Collected data entries:
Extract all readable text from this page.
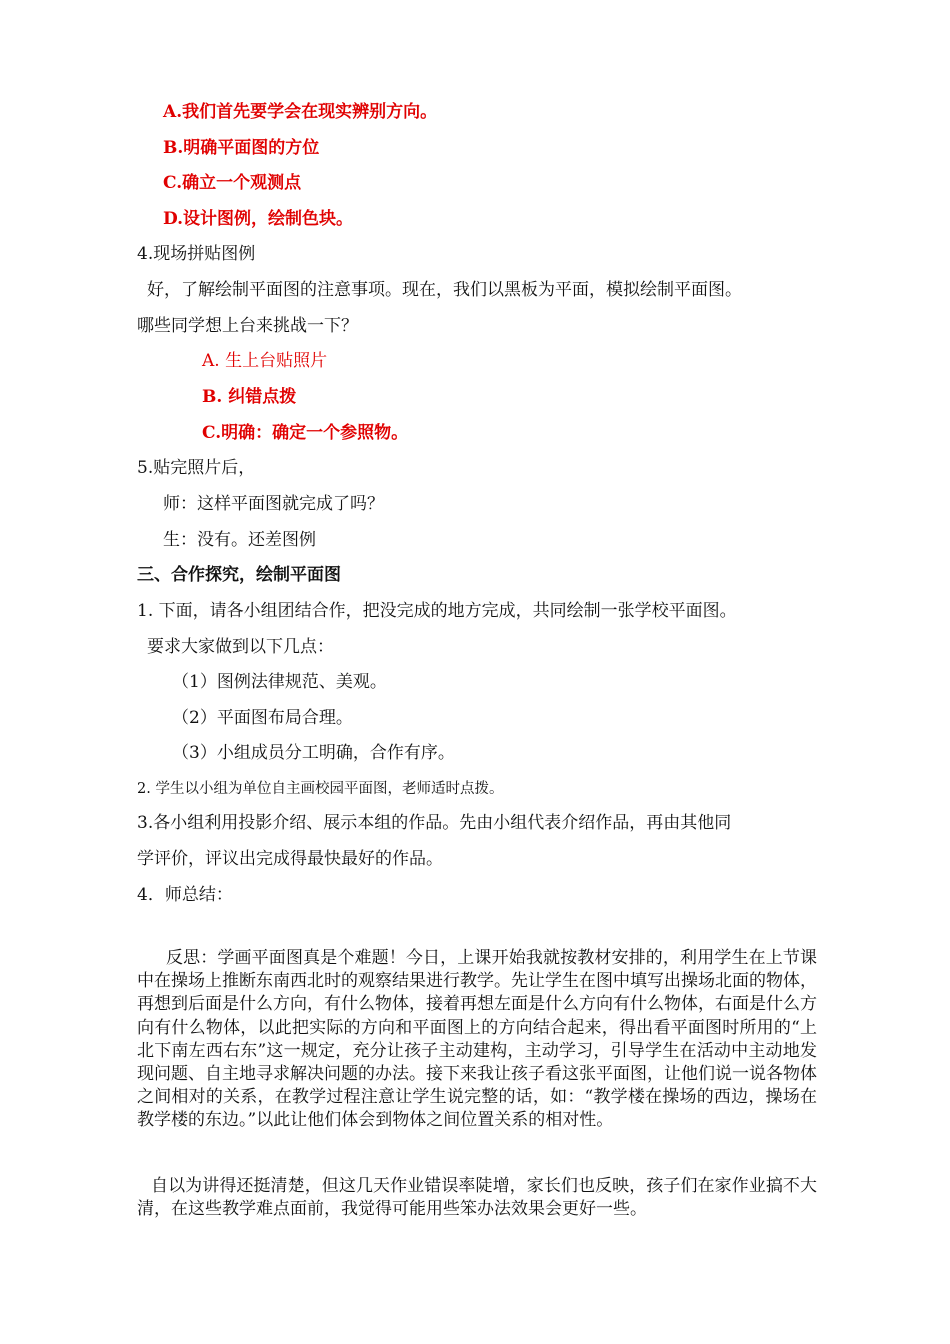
A.我们首先要学会在现实辨别方向。
B.明确平面图的方位
C.确立一个观测点
D.设计图例，绘制色块。
4.现场拼贴图例
好，了解绘制平面图的注意事项。现在，我们以黑板为平面，模拟绘制平面图。
哪些同学想上台来挑战一下？
A. 生上台贴照片
B. 纠错点拨
C.明确：确定一个参照物。
5.贴完照片后，
师：这样平面图就完成了吗？
生：没有。还差图例
三、合作探究，绘制平面图
1. 下面，请各小组团结合作，把没完成的地方完成，共同绘制一张学校平面图。
要求大家做到以下几点：
（1）图例法律规范、美观。
（2）平面图布局合理。
（3）小组成员分工明确，合作有序。
2. 学生以小组为单位自主画校园平面图，老师适时点拨。
3.各小组利用投影介绍、展示本组的作品。先由小组代表介绍作品，再由其他同
学评价，评议出完成得最快最好的作品。
4．师总结：
反思：学画平面图真是个难题！今日，上课开始我就按教材安排的，利用学生在上节课中在操场上推断东南西北时的观察结果进行教学。先让学生在图中填写出操场北面的物体，再想到后面是什么方向，有什么物体，接着再想左面是什么方向有什么物体，右面是什么方向有什么物体，以此把实际的方向和平面图上的方向结合起来，得出看平面图时所用的“上北下南左西右东”这一规定，充分让孩子主动建构，主动学习，引导学生在活动中主动地发现问题、自主地寻求解决问题的办法。接下来我让孩子看这张平面图，让他们说一说各物体之间相对的关系，在教学过程注意让学生说完整的话，如：“教学楼在操场的西边，操场在教学楼的东边。”以此让他们体会到物体之间位置关系的相对性。
自以为讲得还挺清楚，但这几天作业错误率陡增，家长们也反映，孩子们在家作业搞不大清，在这些教学难点面前，我觉得可能用些笨办法效果会更好一些。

**EXERCISE:**
Retype the listing exactly. Pictures do not belong in the copy.

**RESULT FOR THIS TASK:**
Extract all readable text from this page.
A.我们首先要学会在现实辨别方向。
B.明确平面图的方位
C.确立一个观测点
D.设计图例，绘制色块。
4.现场拼贴图例
好，了解绘制平面图的注意事项。现在，我们以黑板为平面，模拟绘制平面图。
哪些同学想上台来挑战一下？
A. 生上台贴照片
B. 纠错点拨
C.明确：确定一个参照物。
5.贴完照片后，
师：这样平面图就完成了吗？
生：没有。还差图例
三、合作探究，绘制平面图
1. 下面，请各小组团结合作，把没完成的地方完成，共同绘制一张学校平面图。
要求大家做到以下几点：
（1）图例法律规范、美观。
（2）平面图布局合理。
（3）小组成员分工明确，合作有序。
2. 学生以小组为单位自主画校园平面图，老师适时点拨。
3.各小组利用投影介绍、展示本组的作品。先由小组代表介绍作品，再由其他同
学评价，评议出完成得最快最好的作品。
4．师总结：
反思：学画平面图真是个难题！今日，上课开始我就按教材安排的，利用学生在上节课中在操场上推断东南西北时的观察结果进行教学。先让学生在图中填写出操场北面的物体，再想到后面是什么方向，有什么物体，接着再想左面是什么方向有什么物体，右面是什么方向有什么物体，以此把实际的方向和平面图上的方向结合起来，得出看平面图时所用的“上北下南左西右东”这一规定，充分让孩子主动建构，主动学习，引导学生在活动中主动地发现问题、自主地寻求解决问题的办法。接下来我让孩子看这张平面图，让他们说一说各物体之间相对的关系，在教学过程注意让学生说完整的话，如：“教学楼在操场的西边，操场在教学楼的东边。”以此让他们体会到物体之间位置关系的相对性。
自以为讲得还挺清楚，但这几天作业错误率陡增，家长们也反映，孩子们在家作业搞不大清，在这些教学难点面前，我觉得可能用些笨办法效果会更好一些。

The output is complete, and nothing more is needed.